# [SUPPLIED DATA]
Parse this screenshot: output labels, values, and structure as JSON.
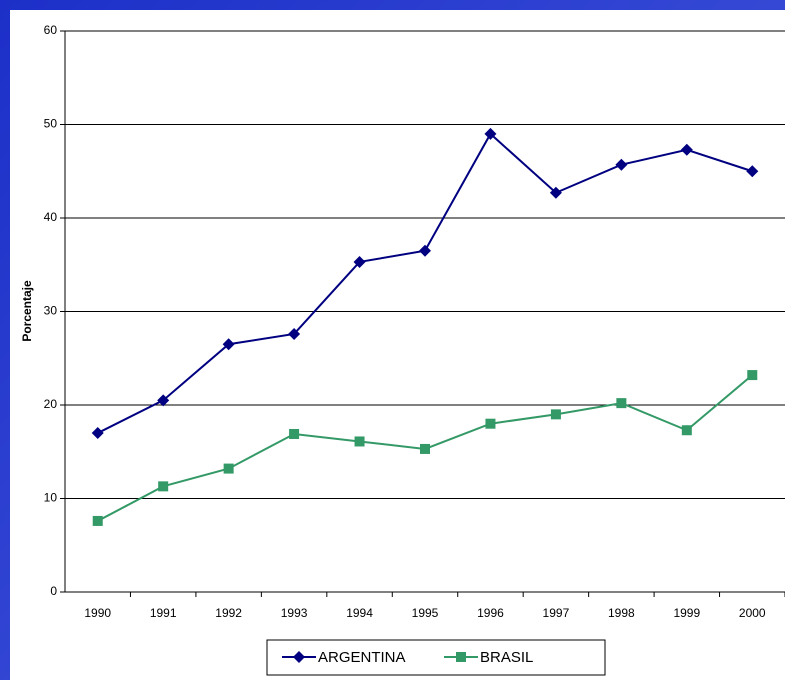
{
  "chart_data": {
    "type": "line",
    "y_label": "Porcentaje",
    "categories": [
      "1990",
      "1991",
      "1992",
      "1993",
      "1994",
      "1995",
      "1996",
      "1997",
      "1998",
      "1999",
      "2000"
    ],
    "series": [
      {
        "name": "ARGENTINA",
        "color": "#000080",
        "marker": "diamond",
        "values": [
          17,
          20.5,
          26.5,
          27.6,
          35.3,
          36.5,
          49,
          42.7,
          45.7,
          47.3,
          45
        ]
      },
      {
        "name": "BRASIL",
        "color": "#339966",
        "marker": "square",
        "values": [
          7.6,
          11.3,
          13.2,
          16.9,
          16.1,
          15.3,
          18,
          19,
          20.2,
          17.3,
          23.2
        ]
      }
    ],
    "ylim": [
      0,
      60
    ],
    "yticks": [
      0,
      10,
      20,
      30,
      40,
      50,
      60
    ],
    "grid": true,
    "legend": "bottom"
  }
}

# [PROMPT]
Retype the records exactly. Any image in them should not appear in what you write.

# [SOLVED EXERCISE]
Parse this screenshot: output labels, values, and structure as JSON.
{
  "chart_data": {
    "type": "line",
    "y_label": "Porcentaje",
    "categories": [
      "1990",
      "1991",
      "1992",
      "1993",
      "1994",
      "1995",
      "1996",
      "1997",
      "1998",
      "1999",
      "2000"
    ],
    "series": [
      {
        "name": "ARGENTINA",
        "color": "#000080",
        "marker": "diamond",
        "values": [
          17,
          20.5,
          26.5,
          27.6,
          35.3,
          36.5,
          49,
          42.7,
          45.7,
          47.3,
          45
        ]
      },
      {
        "name": "BRASIL",
        "color": "#339966",
        "marker": "square",
        "values": [
          7.6,
          11.3,
          13.2,
          16.9,
          16.1,
          15.3,
          18,
          19,
          20.2,
          17.3,
          23.2
        ]
      }
    ],
    "ylim": [
      0,
      60
    ],
    "yticks": [
      0,
      10,
      20,
      30,
      40,
      50,
      60
    ],
    "grid": true,
    "legend": "bottom"
  }
}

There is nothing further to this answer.